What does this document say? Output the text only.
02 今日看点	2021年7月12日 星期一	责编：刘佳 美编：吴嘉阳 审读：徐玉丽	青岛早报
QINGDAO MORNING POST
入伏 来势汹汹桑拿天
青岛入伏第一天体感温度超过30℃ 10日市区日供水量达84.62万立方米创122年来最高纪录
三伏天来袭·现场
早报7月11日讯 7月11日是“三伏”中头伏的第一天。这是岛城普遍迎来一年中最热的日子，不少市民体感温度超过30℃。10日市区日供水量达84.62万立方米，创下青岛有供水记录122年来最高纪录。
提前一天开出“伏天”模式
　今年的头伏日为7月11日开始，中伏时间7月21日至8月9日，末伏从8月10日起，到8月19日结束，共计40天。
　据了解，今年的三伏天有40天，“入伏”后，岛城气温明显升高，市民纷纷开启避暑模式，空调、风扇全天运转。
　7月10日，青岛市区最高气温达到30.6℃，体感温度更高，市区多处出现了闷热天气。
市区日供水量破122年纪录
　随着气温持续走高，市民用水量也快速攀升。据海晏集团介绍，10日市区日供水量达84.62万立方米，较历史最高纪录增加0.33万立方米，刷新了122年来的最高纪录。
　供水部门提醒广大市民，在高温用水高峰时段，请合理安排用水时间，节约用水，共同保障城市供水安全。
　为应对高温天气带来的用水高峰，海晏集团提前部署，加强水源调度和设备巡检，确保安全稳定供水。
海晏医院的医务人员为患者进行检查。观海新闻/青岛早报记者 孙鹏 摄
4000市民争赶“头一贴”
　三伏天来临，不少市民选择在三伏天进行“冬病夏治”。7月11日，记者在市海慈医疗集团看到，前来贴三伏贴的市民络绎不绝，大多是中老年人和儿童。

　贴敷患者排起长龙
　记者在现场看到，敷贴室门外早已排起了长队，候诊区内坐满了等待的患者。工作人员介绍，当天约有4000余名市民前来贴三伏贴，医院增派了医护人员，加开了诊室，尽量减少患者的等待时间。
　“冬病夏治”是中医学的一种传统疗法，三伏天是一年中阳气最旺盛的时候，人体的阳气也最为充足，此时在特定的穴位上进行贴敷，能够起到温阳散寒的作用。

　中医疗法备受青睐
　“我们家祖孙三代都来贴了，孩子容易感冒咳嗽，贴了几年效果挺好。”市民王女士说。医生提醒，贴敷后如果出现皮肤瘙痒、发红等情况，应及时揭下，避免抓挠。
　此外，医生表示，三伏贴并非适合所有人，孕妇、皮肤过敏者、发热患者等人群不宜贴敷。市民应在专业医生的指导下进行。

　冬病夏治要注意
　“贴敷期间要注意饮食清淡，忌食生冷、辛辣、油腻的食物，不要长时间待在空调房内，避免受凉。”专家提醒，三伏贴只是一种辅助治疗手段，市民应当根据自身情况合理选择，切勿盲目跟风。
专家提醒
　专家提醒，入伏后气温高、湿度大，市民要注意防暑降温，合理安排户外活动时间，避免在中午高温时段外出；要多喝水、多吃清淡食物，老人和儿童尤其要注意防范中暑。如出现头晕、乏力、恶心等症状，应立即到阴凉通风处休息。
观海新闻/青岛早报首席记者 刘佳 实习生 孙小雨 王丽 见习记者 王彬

[EXERCISE AIM] Every record above needs to be repeated word for word.

[WRITTEN RESPONSE]
What does this document say? Output the text only.
02 今日看点	2021年7月12日 星期一	责编：刘佳 美编：吴嘉阳 审读：徐玉丽	青岛早报
QINGDAO MORNING POST
入伏 来势汹汹桑拿天
青岛入伏第一天体感温度超过30℃ 10日市区日供水量达84.62万立方米创122年来最高纪录
三伏天来袭·现场
早报7月11日讯 7月11日是“三伏”中头伏的第一天。这是岛城普遍迎来一年中最热的日子，不少市民体感温度超过30℃。10日市区日供水量达84.62万立方米，创下青岛有供水记录122年来最高纪录。
提前一天开出“伏天”模式
　今年的头伏日为7月11日开始，中伏时间7月21日至8月9日，末伏从8月10日起，到8月19日结束，共计40天。
　据了解，今年的三伏天有40天，“入伏”后，岛城气温明显升高，市民纷纷开启避暑模式，空调、风扇全天运转。
　7月10日，青岛市区最高气温达到30.6℃，体感温度更高，市区多处出现了闷热天气。
市区日供水量破122年纪录
　随着气温持续走高，市民用水量也快速攀升。据海晏集团介绍，10日市区日供水量达84.62万立方米，较历史最高纪录增加0.33万立方米，刷新了122年来的最高纪录。
　供水部门提醒广大市民，在高温用水高峰时段，请合理安排用水时间，节约用水，共同保障城市供水安全。
　为应对高温天气带来的用水高峰，海晏集团提前部署，加强水源调度和设备巡检，确保安全稳定供水。
海晏医院的医务人员为患者进行检查。观海新闻/青岛早报记者 孙鹏 摄
4000市民争赶“头一贴”
　三伏天来临，不少市民选择在三伏天进行“冬病夏治”。7月11日，记者在市海慈医疗集团看到，前来贴三伏贴的市民络绎不绝，大多是中老年人和儿童。

　贴敷患者排起长龙
　记者在现场看到，敷贴室门外早已排起了长队，候诊区内坐满了等待的患者。工作人员介绍，当天约有4000余名市民前来贴三伏贴，医院增派了医护人员，加开了诊室，尽量减少患者的等待时间。
　“冬病夏治”是中医学的一种传统疗法，三伏天是一年中阳气最旺盛的时候，人体的阳气也最为充足，此时在特定的穴位上进行贴敷，能够起到温阳散寒的作用。

　中医疗法备受青睐
　“我们家祖孙三代都来贴了，孩子容易感冒咳嗽，贴了几年效果挺好。”市民王女士说。医生提醒，贴敷后如果出现皮肤瘙痒、发红等情况，应及时揭下，避免抓挠。
　此外，医生表示，三伏贴并非适合所有人，孕妇、皮肤过敏者、发热患者等人群不宜贴敷。市民应在专业医生的指导下进行。

　冬病夏治要注意
　“贴敷期间要注意饮食清淡，忌食生冷、辛辣、油腻的食物，不要长时间待在空调房内，避免受凉。”专家提醒，三伏贴只是一种辅助治疗手段，市民应当根据自身情况合理选择，切勿盲目跟风。
专家提醒
　专家提醒，入伏后气温高、湿度大，市民要注意防暑降温，合理安排户外活动时间，避免在中午高温时段外出；要多喝水、多吃清淡食物，老人和儿童尤其要注意防范中暑。如出现头晕、乏力、恶心等症状，应立即到阴凉通风处休息。
观海新闻/青岛早报首席记者 刘佳 实习生 孙小雨 王丽 见习记者 王彬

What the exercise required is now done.